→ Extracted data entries
_____

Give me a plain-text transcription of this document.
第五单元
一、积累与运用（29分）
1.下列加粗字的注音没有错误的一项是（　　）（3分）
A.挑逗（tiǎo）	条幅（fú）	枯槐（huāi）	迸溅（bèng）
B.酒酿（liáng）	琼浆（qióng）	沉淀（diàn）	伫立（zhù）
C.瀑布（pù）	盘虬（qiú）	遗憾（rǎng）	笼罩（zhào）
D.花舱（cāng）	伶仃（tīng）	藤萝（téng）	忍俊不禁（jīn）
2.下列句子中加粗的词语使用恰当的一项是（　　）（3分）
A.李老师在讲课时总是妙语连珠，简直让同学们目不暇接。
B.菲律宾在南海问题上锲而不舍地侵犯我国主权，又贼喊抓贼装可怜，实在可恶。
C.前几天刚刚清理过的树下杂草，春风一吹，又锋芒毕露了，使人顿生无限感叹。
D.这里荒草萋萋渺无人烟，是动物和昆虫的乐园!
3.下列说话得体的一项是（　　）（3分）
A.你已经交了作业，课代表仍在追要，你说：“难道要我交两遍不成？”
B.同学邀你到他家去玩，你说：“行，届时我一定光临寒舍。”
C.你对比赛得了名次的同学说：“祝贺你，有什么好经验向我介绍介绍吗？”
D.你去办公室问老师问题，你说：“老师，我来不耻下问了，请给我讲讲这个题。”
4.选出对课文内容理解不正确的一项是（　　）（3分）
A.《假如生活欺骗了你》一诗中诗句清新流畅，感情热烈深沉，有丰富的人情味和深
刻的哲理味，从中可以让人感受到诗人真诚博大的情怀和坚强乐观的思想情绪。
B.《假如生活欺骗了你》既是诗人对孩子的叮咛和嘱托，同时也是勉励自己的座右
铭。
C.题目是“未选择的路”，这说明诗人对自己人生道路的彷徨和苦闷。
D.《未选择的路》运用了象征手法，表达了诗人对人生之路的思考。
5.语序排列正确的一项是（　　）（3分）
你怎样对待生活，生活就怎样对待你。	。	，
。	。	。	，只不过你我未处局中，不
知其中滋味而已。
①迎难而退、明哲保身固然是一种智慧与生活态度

_____

Filter the records above and return every line that holds the word "假如生活欺骗了你".

A.《假如生活欺骗了你》一诗中诗句清新流畅，感情热烈深沉，有丰富的人情味和深
B.《假如生活欺骗了你》既是诗人对孩子的叮咛和嘱托，同时也是勉励自己的座右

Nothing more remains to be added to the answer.